- **PROMPT**:
Set down the records once more, please, exactly and with the pictures left out.

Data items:
==========

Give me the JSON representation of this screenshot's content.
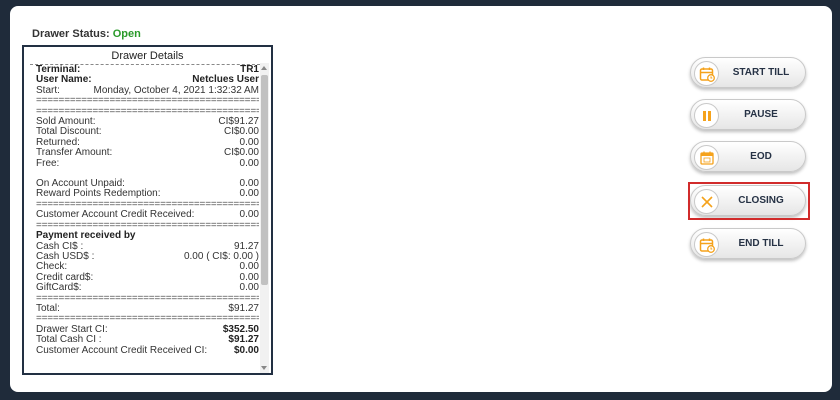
{
  "status": {
    "label": "Drawer Status:",
    "value": "Open"
  },
  "details": {
    "title": "Drawer Details",
    "terminal_label": "Terminal:",
    "terminal_value": "TR1",
    "user_label": "User Name:",
    "user_value": "Netclues User",
    "start_label": "Start:",
    "start_value": "Monday, October 4, 2021 1:32:32 AM",
    "separator": "========================================",
    "sold_label": "Sold Amount:",
    "sold_value": "CI$91.27",
    "discount_label": "Total Discount:",
    "discount_value": "CI$0.00",
    "returned_label": "Returned:",
    "returned_value": "0.00",
    "transfer_label": "Transfer Amount:",
    "transfer_value": "CI$0.00",
    "free_label": "Free:",
    "free_value": "0.00",
    "unpaid_label": "On Account Unpaid:",
    "unpaid_value": "0.00",
    "reward_label": "Reward Points Redemption:",
    "reward_value": "0.00",
    "credit_label": "Customer Account Credit Received:",
    "credit_value": "0.00",
    "payment_heading": "Payment received by",
    "cash_ci_label": "Cash CI$ :",
    "cash_ci_value": "91.27",
    "cash_usd_label": "Cash USD$ :",
    "cash_usd_value": "0.00 ( CI$: 0.00 )",
    "check_label": "Check:",
    "check_value": "0.00",
    "card_label": "Credit card$:",
    "card_value": "0.00",
    "gift_label": "GiftCard$:",
    "gift_value": "0.00",
    "total_label": "Total:",
    "total_value": "$91.27",
    "drawer_start_label": "Drawer Start CI:",
    "drawer_start_value": "$352.50",
    "total_cash_label": "Total Cash CI :",
    "total_cash_value": "$91.27",
    "credit2_label": "Customer Account Credit Received CI:",
    "credit2_value": "$0.00"
  },
  "buttons": {
    "start_till": "START TILL",
    "pause": "PAUSE",
    "eod": "EOD",
    "closing": "CLOSING",
    "end_till": "END TILL"
  },
  "colors": {
    "accent": "#f5a21b",
    "status_open": "#2a9a2a",
    "highlight": "#d12b2b",
    "frame_bg": "#1f2b3a"
  },
  "icons": {
    "start_till": "calendar-clock-icon",
    "pause": "pause-icon",
    "eod": "calendar-icon",
    "closing": "close-icon",
    "end_till": "calendar-clock-icon"
  }
}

==========

- **OUTPUT OF THE EXERCISE**:
Give me the JSON representation of this screenshot's content.
{
  "status": {
    "label": "Drawer Status:",
    "value": "Open"
  },
  "details": {
    "title": "Drawer Details",
    "terminal_label": "Terminal:",
    "terminal_value": "TR1",
    "user_label": "User Name:",
    "user_value": "Netclues User",
    "start_label": "Start:",
    "start_value": "Monday, October 4, 2021 1:32:32 AM",
    "separator": "========================================",
    "sold_label": "Sold Amount:",
    "sold_value": "CI$91.27",
    "discount_label": "Total Discount:",
    "discount_value": "CI$0.00",
    "returned_label": "Returned:",
    "returned_value": "0.00",
    "transfer_label": "Transfer Amount:",
    "transfer_value": "CI$0.00",
    "free_label": "Free:",
    "free_value": "0.00",
    "unpaid_label": "On Account Unpaid:",
    "unpaid_value": "0.00",
    "reward_label": "Reward Points Redemption:",
    "reward_value": "0.00",
    "credit_label": "Customer Account Credit Received:",
    "credit_value": "0.00",
    "payment_heading": "Payment received by",
    "cash_ci_label": "Cash CI$ :",
    "cash_ci_value": "91.27",
    "cash_usd_label": "Cash USD$ :",
    "cash_usd_value": "0.00 ( CI$: 0.00 )",
    "check_label": "Check:",
    "check_value": "0.00",
    "card_label": "Credit card$:",
    "card_value": "0.00",
    "gift_label": "GiftCard$:",
    "gift_value": "0.00",
    "total_label": "Total:",
    "total_value": "$91.27",
    "drawer_start_label": "Drawer Start CI:",
    "drawer_start_value": "$352.50",
    "total_cash_label": "Total Cash CI :",
    "total_cash_value": "$91.27",
    "credit2_label": "Customer Account Credit Received CI:",
    "credit2_value": "$0.00"
  },
  "buttons": {
    "start_till": "START TILL",
    "pause": "PAUSE",
    "eod": "EOD",
    "closing": "CLOSING",
    "end_till": "END TILL"
  },
  "colors": {
    "accent": "#f5a21b",
    "status_open": "#2a9a2a",
    "highlight": "#d12b2b",
    "frame_bg": "#1f2b3a"
  },
  "icons": {
    "start_till": "calendar-clock-icon",
    "pause": "pause-icon",
    "eod": "calendar-icon",
    "closing": "close-icon",
    "end_till": "calendar-clock-icon"
  }
}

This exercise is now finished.